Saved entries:
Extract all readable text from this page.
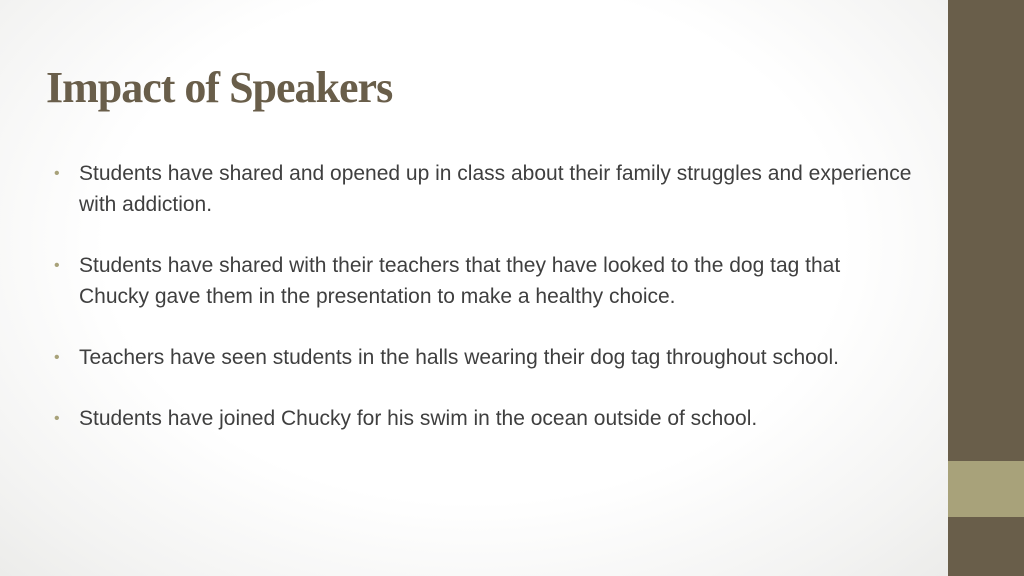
Impact of Speakers
• Students have shared and opened up in class about their family struggles and experience with addiction.
• Students have shared with their teachers that they have looked to the dog tag that Chucky gave them in the presentation to make a healthy choice.
• Teachers have seen students in the halls wearing their dog tag throughout school.
• Students have joined Chucky for his swim in the ocean outside of school.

Given problem =
Print the full listing exactly, dropping the pictures.

Worked answer =
Extract all readable text from this page.
Impact of Speakers
• Students have shared and opened up in class about their family struggles and experience with addiction.
• Students have shared with their teachers that they have looked to the dog tag that Chucky gave them in the presentation to make a healthy choice.
• Teachers have seen students in the halls wearing their dog tag throughout school.
• Students have joined Chucky for his swim in the ocean outside of school.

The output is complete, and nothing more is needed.